• [Selection]:
□ □ □ □ □ □ □

This Week's Movie You've Probably Never Seen
Psychopath (1998)

This is one of those movies where it's not good enough to take seriously, but it's not so bad that there's really that much to make fun of. But bear with me; I'll try.

This taught pyschological thriller stars Madchen Amick (the poor man's Paget Brewster), Bruce Dinsmore (the poor man's Bruce Davison), and that-dude-who's-in-everything-but-you-couldn't-actually-name-one-single-thing-he's-been-in, Chris Mulkey (the poor man's Peter Sarsgaard, plus twenty years).

Amick plays a semi-hot lawyer whose roommate got murdered back in college, and she's currently prosecuting the dude who she thinks did it, after he was arrested for a similar killing. After he's set free because of lack of evidence, one of the dudes on the jury decides to copycat kill his mistress, hoping to frame the guy who actually did kill some other girls, but not this one.

□ □ □ □ □ □ □

• [Dataset extract]:

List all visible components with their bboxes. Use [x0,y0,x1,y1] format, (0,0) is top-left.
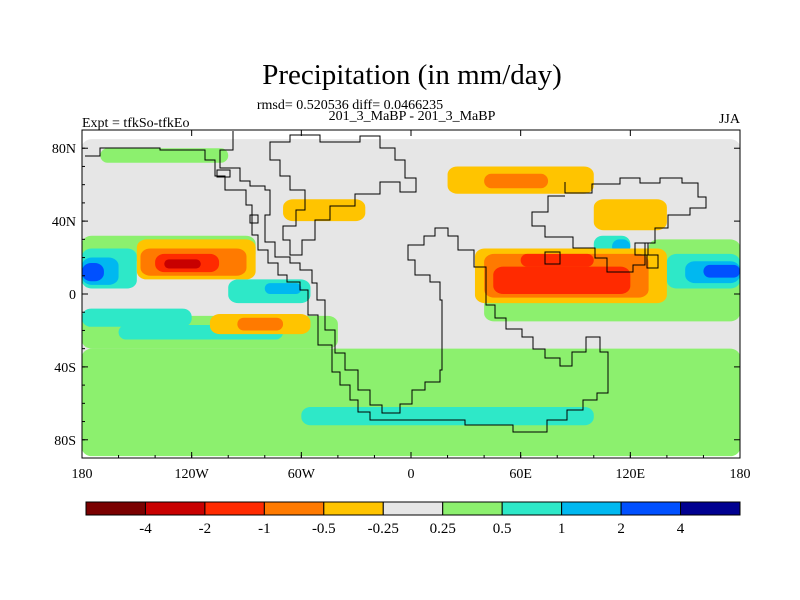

□ □ □ □ □ □ □

• [Exercise A]:
Answer these questions about the Psychopath review, each on its own line:
(i) In what year was the movie released?
(ii) Which actress does the review call Madchen Amick "the poor man's" version of?
(iii) Why is the man Amick's character prosecutes set free?
• [Exercise B]: Sum up the Psychopath review in two sentences.

• [Full solution A]:
(i) 1998
(ii) Paget Brewster
(iii) Lack of evidence

• [Full solution B]: The review calls Psychopath (1998) neither good enough to take seriously nor bad enough to give much to make fun of, and it names Madchen Amick, Bruce Dinsmore, and Chris Mulkey as its stars. Amick plays a lawyer prosecuting the man she believes murdered her college roommate, and after he is freed for lack of evidence, a juror copies the killings by murdering his own mistress in hopes of framing him.